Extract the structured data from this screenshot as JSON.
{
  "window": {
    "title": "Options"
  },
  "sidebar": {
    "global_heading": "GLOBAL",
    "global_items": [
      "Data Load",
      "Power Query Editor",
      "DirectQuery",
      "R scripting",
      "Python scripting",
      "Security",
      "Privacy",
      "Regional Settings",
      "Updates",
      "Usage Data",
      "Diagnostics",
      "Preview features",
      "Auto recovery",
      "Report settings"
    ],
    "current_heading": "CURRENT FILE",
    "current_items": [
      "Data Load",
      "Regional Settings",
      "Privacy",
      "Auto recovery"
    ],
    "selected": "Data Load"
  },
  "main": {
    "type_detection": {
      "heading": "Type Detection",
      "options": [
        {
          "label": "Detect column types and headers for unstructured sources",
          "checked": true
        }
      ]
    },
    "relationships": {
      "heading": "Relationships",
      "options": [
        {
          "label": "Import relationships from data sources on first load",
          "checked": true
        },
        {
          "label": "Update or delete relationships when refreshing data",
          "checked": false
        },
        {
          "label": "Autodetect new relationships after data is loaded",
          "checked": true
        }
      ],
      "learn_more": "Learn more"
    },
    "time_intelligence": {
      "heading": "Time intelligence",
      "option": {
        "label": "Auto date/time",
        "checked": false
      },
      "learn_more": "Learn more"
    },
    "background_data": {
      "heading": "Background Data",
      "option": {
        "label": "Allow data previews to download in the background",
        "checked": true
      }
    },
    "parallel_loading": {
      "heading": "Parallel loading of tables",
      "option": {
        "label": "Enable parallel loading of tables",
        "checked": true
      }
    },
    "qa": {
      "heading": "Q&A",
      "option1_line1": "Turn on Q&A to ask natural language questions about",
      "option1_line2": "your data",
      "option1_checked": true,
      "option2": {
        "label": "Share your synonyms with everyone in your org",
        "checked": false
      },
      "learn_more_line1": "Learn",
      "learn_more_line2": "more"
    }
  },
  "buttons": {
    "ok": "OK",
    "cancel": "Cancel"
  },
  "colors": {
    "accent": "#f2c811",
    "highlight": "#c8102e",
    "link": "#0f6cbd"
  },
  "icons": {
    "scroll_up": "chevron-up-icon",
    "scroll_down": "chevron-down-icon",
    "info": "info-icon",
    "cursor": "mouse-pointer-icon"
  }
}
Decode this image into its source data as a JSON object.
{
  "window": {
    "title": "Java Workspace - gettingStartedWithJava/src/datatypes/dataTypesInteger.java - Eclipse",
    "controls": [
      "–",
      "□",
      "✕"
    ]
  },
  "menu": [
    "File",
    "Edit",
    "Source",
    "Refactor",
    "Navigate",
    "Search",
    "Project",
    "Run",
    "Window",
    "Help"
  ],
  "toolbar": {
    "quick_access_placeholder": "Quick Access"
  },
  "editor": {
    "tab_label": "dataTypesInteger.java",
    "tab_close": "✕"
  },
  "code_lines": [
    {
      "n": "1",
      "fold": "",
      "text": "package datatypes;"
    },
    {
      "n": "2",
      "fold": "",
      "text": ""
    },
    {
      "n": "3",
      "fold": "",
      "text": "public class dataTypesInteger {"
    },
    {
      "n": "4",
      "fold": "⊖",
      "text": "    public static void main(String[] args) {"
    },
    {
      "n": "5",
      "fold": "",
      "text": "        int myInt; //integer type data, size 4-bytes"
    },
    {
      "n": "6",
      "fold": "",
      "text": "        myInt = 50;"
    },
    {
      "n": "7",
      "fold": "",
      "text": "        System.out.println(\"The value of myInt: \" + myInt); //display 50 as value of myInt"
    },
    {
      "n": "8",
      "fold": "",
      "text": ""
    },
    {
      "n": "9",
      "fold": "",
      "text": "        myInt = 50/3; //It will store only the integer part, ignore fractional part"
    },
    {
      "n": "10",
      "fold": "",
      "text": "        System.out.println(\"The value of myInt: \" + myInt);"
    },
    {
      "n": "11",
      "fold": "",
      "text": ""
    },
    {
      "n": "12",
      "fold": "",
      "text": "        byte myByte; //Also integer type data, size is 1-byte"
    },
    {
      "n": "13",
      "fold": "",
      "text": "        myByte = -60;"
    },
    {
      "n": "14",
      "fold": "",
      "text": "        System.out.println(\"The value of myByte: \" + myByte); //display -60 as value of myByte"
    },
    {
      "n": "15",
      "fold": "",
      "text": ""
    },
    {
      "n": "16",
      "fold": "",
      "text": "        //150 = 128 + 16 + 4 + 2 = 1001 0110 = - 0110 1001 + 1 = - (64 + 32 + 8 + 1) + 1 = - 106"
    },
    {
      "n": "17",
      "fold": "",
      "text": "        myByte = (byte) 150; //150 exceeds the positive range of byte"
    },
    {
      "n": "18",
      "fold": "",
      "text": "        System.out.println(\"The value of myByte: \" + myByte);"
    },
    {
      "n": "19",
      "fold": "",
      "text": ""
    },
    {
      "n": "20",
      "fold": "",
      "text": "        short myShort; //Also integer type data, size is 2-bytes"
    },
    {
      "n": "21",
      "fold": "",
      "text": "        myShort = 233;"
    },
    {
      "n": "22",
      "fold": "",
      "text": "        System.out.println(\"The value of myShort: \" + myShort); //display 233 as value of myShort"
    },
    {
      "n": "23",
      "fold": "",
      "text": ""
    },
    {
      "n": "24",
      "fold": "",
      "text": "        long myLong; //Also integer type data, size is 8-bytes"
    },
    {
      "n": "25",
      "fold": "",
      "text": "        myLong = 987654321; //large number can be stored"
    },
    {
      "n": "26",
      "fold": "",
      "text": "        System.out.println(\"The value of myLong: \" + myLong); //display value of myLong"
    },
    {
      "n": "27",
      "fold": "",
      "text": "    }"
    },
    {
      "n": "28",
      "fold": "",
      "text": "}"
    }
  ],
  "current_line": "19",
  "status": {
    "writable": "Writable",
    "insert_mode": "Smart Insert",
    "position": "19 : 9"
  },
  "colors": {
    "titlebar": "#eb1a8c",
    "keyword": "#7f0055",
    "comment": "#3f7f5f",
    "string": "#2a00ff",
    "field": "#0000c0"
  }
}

= = =

# WHAT YOU ARE ASKED TO DO:
Using the listing above, show each line holding the string "display".

# SOLUTION TO THE EXERCISE:
      "text": "        System.out.println(\"The value of myInt: \" + myInt); //display 50 as value of myInt"
      "text": "        System.out.println(\"The value of myByte: \" + myByte); //display -60 as value of myByte"
      "text": "        System.out.println(\"The value of myShort: \" + myShort); //display 233 as value of myShort"
      "text": "        System.out.println(\"The value of myLong: \" + myLong); //display value of myLong"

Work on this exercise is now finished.